**WHAT THIS TASK INVOLVES**:
All of the lines below are to be printed again exactly; images are excluded from the output.

##### GIVEN INFORMATION #####

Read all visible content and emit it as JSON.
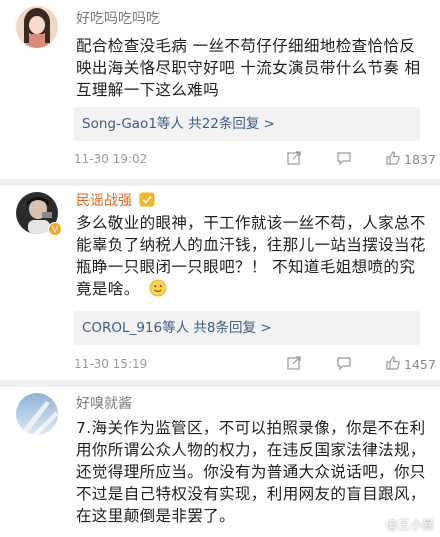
{
  "comments": [
    {
      "username": "好吃吗吃吗吃",
      "body": "配合检查没毛病 一丝不苟仔仔细细地检查恰恰反映出海关恪尽职守好吧 十流女演员带什么节奏 相互理解一下这么难吗",
      "reply_summary": "Song-Gao1等人 共22条回复 >",
      "time": "11-30 19:02",
      "likes": "1837"
    },
    {
      "username": "民谣战强",
      "body": "多么敬业的眼神，干工作就该一丝不苟，人家总不能辜负了纳税人的血汗钱，往那儿一站当摆设当花瓶睁一只眼闭一只眼吧？！ 不知道毛姐想喷的究竟是啥。",
      "reply_summary": "COROL_916等人 共8条回复 >",
      "time": "11-30 15:19",
      "likes": "1457"
    },
    {
      "username": "好嗅就酱",
      "body": "7.海关作为监管区，不可以拍照录像，你是不在利用你所谓公众人物的权力，在违反国家法律法规，还觉得理所应当。你没有为普通大众说话吧，你只不过是自己特权没有实现，利用网友的盲目跟风，在这里颠倒是非罢了。"
    }
  ],
  "watermark": "@王小暴",
  "icons": {
    "share": "share-icon",
    "reply": "comment-icon",
    "like": "thumbs-up-icon",
    "emoji": "smile-emoji-icon",
    "badge": "verified-badge-icon"
  },
  "colors": {
    "vip_name": "#e8651a",
    "link": "#3b5f86",
    "meta": "#9a9a9a",
    "reply_bg": "#f2f2f2"
  }
}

#####

**RESPONSE**:
Read all visible content and emit it as JSON.
{
  "comments": [
    {
      "username": "好吃吗吃吗吃",
      "body": "配合检查没毛病 一丝不苟仔仔细细地检查恰恰反映出海关恪尽职守好吧 十流女演员带什么节奏 相互理解一下这么难吗",
      "reply_summary": "Song-Gao1等人 共22条回复 >",
      "time": "11-30 19:02",
      "likes": "1837"
    },
    {
      "username": "民谣战强",
      "body": "多么敬业的眼神，干工作就该一丝不苟，人家总不能辜负了纳税人的血汗钱，往那儿一站当摆设当花瓶睁一只眼闭一只眼吧？！ 不知道毛姐想喷的究竟是啥。",
      "reply_summary": "COROL_916等人 共8条回复 >",
      "time": "11-30 15:19",
      "likes": "1457"
    },
    {
      "username": "好嗅就酱",
      "body": "7.海关作为监管区，不可以拍照录像，你是不在利用你所谓公众人物的权力，在违反国家法律法规，还觉得理所应当。你没有为普通大众说话吧，你只不过是自己特权没有实现，利用网友的盲目跟风，在这里颠倒是非罢了。"
    }
  ],
  "watermark": "@王小暴",
  "icons": {
    "share": "share-icon",
    "reply": "comment-icon",
    "like": "thumbs-up-icon",
    "emoji": "smile-emoji-icon",
    "badge": "verified-badge-icon"
  },
  "colors": {
    "vip_name": "#e8651a",
    "link": "#3b5f86",
    "meta": "#9a9a9a",
    "reply_bg": "#f2f2f2"
  }
}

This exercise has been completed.